### EXERCISE DETAILS
Could you rewrite the passage on project training between "Whilst this is" and "training which followed.", inclusive, replacing "training" with "instruction"?

### EXCERPTED PASSAGE
────────
It became clear during the course of the project that ‘Hands on’ training was the most effective form.
As this was a relatively new technology to us, there was a large element of learning and discovery. Nokia was also subjected to an element of learning, especially after the deployment of the new EPC, as some aspects of the deployment was also new to the key personnel assigned to the project. This created a lag in the teams’ ability to progress with the project quickly, but did not subsequently have a significant impact on the overall project.
Whilst this is an excellent way to fully understand a system, it slows the progress to a degree. It might have been preferable for an ‘overview’ training course to be conducted early in the project to gain a basic understanding of the system, supported by the ‘hands on’ training which followed.
────────
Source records
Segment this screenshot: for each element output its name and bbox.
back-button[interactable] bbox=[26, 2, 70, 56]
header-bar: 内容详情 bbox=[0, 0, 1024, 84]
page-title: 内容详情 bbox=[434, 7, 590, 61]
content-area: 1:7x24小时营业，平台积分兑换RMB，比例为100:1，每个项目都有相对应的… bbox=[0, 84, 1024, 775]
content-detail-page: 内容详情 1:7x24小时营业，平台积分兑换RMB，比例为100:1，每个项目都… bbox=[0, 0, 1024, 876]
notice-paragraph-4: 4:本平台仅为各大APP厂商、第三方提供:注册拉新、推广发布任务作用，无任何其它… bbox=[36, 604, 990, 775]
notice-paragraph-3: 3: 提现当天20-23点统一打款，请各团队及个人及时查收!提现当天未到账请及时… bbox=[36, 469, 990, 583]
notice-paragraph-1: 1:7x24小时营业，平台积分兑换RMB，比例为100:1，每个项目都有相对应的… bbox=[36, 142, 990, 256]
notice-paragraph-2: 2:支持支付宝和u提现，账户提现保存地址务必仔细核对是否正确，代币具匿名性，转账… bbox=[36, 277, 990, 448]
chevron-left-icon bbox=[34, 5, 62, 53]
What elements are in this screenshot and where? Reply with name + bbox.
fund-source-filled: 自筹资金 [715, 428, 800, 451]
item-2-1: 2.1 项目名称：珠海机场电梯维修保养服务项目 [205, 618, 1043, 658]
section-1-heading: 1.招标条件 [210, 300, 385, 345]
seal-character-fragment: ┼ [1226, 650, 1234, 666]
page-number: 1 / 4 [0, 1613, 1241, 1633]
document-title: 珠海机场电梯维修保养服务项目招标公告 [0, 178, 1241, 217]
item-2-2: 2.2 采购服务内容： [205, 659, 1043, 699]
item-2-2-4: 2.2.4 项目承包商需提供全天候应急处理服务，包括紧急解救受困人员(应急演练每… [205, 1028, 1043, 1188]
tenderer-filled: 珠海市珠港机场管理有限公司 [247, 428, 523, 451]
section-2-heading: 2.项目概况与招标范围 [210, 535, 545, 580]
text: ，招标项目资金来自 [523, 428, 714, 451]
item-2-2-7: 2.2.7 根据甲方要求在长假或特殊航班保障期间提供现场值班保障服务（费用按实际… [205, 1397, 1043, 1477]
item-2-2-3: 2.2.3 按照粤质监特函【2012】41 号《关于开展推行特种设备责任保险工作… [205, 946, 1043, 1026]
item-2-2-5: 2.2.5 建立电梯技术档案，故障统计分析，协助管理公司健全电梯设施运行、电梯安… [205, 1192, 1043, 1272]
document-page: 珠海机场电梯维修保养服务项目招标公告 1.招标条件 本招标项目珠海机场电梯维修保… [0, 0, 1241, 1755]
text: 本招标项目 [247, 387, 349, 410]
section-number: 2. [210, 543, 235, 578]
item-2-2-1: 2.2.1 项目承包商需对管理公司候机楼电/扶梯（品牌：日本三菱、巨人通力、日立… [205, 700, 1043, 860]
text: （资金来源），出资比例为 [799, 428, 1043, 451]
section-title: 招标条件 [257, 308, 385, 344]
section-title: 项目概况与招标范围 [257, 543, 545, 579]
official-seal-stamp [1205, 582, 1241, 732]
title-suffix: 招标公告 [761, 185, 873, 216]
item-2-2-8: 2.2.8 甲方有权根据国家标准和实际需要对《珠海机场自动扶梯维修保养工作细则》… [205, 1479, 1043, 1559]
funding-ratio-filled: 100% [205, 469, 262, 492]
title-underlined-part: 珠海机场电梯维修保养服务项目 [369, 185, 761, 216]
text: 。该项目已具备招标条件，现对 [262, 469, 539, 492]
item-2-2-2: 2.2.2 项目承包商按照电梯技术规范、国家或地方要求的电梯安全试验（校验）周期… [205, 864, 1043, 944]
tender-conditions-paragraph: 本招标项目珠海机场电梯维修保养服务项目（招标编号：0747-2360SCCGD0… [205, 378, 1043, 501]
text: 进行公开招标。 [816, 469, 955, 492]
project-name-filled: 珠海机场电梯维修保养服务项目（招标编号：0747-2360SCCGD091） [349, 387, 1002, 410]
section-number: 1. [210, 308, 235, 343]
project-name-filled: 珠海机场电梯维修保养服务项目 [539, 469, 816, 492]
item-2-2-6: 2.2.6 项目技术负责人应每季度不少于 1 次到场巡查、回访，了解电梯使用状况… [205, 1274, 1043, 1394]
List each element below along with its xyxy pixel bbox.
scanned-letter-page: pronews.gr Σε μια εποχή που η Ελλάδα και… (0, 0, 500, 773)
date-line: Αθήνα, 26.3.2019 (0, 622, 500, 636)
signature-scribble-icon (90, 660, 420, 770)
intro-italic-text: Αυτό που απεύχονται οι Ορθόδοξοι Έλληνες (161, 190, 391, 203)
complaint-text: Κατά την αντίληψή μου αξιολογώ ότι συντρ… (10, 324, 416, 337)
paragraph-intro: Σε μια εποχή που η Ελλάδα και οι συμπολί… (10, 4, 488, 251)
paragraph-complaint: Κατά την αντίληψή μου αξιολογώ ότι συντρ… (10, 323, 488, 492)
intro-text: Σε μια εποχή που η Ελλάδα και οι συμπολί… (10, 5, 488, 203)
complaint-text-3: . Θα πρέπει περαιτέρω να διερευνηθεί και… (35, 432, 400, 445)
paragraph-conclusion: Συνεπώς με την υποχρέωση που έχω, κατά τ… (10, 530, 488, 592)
────────
### EXERCISE OUTPUT
Whilst this is an excellent way to fully understand a system, it slows the progress to a degree. It might have been preferable for an ‘overview’ instruction course to be conducted early in the project to gain a basic understanding of the system, supported by the ‘hands on’ instruction which followed.